> TEXT BLOCK:
■ ■ ■ ■

Studio album by Lloyd Cole and the Commotions
- Released: 26 October 1987
- Length: 40:02
- Label: Polydor (UK and Europe); Capitol (US);
- Producer: Ian Stanley

Lloyd Cole and the Commotions chronology
| Easy Pieces (1985) | Mainstream (1987) | 1984–1989 (1989) |

Singles from Mainstream
- "My Bag" Released: 21 September 1987; "Jennifer She Said" Released: 28 December 1987; "From the Hip" Released: 11 April 1988;

= Mainstream (Lloyd Cole and the Commotions album) =

1987 studio album by Lloyd Cole and the Commotions

Mainstream is the third and final studio album by Lloyd Cole and the Commotions. It was produced by Ian Stanley and released by Polydor Records in the UK and by Capitol Records in the US on 26 October 1987. It included the singles "My Bag", "Jennifer She Said" and "From the Hip". Although the album reached number nine in the UK, it failed to chart in the US and was not embraced by all critics: Mainstream is the only Lloyd Cole and the Commotions album not to sell at least 100,000 copies in the US.

==Recording==
Finding a producer proved difficult for the band. They first went with Chris Thomas, when that did not work out they brought in Stewart Copeland. With Copeland they only recorded one track, "Hey Rusty", then finally found Ian Stanley, famous for his work with Tears For Fears.

■ ■ ■ ■

> INPUT ROWS:

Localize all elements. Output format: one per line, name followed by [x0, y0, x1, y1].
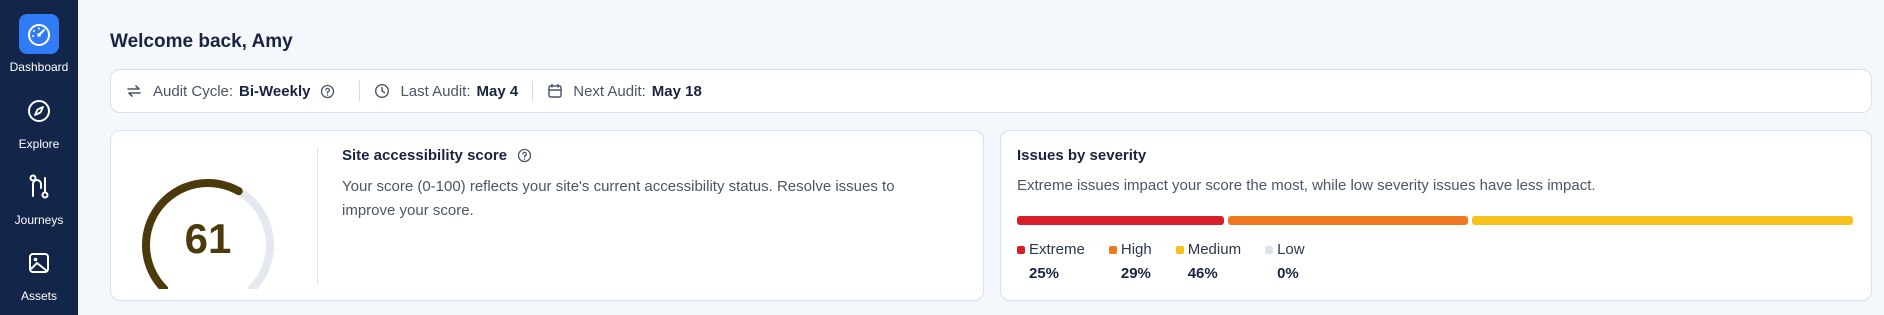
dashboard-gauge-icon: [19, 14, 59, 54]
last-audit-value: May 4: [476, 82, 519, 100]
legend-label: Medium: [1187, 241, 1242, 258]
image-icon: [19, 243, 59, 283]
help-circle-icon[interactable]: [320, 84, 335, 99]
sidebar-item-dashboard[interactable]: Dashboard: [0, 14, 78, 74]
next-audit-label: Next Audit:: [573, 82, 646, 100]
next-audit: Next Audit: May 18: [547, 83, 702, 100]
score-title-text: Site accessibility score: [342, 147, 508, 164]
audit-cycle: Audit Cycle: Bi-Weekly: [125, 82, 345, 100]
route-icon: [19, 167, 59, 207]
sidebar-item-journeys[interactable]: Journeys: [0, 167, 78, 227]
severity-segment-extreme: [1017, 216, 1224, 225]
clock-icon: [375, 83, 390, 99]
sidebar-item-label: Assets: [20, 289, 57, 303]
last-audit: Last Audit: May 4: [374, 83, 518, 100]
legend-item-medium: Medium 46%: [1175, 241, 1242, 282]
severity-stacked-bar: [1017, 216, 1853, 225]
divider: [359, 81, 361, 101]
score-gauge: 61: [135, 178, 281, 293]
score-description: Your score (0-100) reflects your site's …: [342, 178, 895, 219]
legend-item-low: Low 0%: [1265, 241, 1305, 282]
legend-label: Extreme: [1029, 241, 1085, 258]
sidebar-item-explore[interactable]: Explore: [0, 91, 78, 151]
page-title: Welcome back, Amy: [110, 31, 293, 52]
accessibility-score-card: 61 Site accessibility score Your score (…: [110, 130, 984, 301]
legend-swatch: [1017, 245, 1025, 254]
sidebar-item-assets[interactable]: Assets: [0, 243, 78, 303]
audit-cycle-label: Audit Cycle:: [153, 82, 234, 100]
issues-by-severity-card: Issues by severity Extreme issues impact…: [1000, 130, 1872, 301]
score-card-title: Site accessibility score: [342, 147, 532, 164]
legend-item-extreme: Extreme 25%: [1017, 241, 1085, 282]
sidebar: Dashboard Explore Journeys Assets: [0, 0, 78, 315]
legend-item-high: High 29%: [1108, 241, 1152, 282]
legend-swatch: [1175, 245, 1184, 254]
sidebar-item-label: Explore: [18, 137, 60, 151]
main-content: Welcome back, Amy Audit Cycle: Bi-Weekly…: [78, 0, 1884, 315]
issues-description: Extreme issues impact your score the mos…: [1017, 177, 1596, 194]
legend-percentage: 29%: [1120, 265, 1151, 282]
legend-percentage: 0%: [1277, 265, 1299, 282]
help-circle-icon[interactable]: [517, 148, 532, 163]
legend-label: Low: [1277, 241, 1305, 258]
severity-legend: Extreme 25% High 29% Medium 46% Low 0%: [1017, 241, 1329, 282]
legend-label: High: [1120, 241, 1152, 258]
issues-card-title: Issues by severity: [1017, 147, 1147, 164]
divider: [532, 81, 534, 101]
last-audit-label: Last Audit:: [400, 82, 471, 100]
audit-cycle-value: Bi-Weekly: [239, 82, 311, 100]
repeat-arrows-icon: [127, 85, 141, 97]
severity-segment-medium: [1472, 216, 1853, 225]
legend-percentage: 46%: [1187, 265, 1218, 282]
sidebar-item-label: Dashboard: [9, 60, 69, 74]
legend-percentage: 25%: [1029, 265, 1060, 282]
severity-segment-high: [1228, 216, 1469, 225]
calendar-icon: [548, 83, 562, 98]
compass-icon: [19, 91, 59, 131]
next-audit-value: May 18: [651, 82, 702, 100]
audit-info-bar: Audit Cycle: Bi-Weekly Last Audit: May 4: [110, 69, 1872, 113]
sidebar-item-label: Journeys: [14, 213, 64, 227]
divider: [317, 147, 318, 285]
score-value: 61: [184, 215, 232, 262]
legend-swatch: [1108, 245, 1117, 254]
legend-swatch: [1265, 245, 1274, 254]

■ ■ ■ ■

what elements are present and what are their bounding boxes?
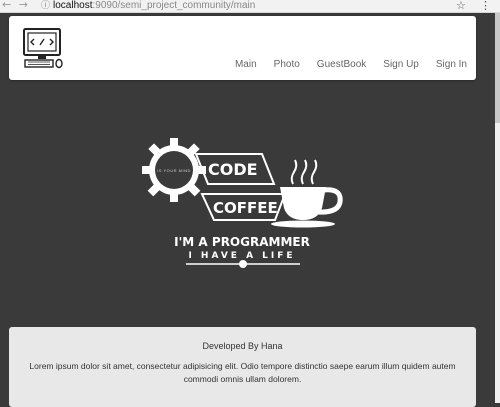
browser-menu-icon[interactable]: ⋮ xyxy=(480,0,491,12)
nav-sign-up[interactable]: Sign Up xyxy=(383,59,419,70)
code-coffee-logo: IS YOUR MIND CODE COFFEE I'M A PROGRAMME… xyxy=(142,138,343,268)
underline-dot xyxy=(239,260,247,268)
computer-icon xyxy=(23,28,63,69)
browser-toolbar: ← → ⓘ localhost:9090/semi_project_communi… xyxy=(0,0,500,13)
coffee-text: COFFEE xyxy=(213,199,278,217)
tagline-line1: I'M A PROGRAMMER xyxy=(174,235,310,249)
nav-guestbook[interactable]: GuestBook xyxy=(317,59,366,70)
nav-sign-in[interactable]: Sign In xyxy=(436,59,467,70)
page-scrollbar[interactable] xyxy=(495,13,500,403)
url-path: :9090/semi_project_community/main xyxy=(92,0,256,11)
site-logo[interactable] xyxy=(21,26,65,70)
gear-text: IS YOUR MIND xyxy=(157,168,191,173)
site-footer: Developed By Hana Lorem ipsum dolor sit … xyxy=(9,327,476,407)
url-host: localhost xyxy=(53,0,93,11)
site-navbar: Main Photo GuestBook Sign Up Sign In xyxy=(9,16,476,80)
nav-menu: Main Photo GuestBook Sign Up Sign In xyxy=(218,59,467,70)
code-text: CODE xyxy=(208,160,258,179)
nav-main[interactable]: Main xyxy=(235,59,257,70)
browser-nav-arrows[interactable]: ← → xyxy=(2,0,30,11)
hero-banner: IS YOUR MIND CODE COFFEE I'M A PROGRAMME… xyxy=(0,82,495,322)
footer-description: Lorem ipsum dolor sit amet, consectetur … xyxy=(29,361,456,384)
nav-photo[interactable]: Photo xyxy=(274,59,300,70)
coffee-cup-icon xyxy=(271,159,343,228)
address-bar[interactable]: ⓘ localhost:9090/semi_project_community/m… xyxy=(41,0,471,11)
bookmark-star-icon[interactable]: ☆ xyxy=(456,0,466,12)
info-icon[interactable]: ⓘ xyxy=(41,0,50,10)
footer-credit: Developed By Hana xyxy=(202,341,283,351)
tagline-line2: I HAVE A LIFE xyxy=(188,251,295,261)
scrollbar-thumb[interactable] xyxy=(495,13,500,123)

■ ■ ■ ■

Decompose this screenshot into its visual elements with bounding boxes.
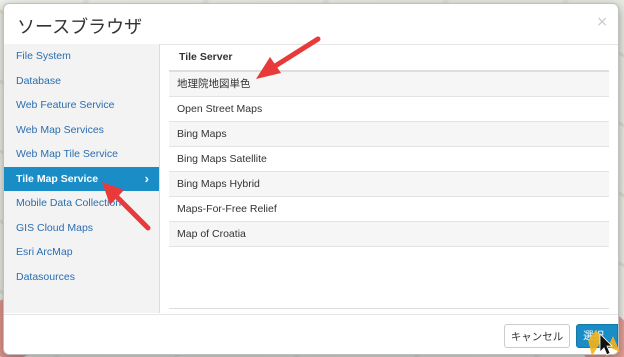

■ ■ ■ ■

> DIRECTIONS:
1. In the album article, which track did the band record with Stewart Copeland?
2. Extract the records from the line containing "Localize all elements." to the line containing "next-audit: Next Audit: May", both included, with the pictures omitted.
The album article and the records bear no relation to each other.

> PER-TASK ANSWERS:
1. "Hey Rusty"

2.
Localize all elements. Output format: one per line, name followed by [x0, y0, x1, y1].
dashboard-gauge-icon: [19, 14, 59, 54]
last-audit-value: May 4: [476, 82, 519, 100]
legend-label: Medium: [1187, 241, 1242, 258]
image-icon: [19, 243, 59, 283]
help-circle-icon[interactable]: [320, 84, 335, 99]
sidebar-item-dashboard[interactable]: Dashboard: [0, 14, 78, 74]
next-audit-label: Next Audit:: [573, 82, 646, 100]
next-audit: Next Audit: May 18: [547, 83, 702, 100]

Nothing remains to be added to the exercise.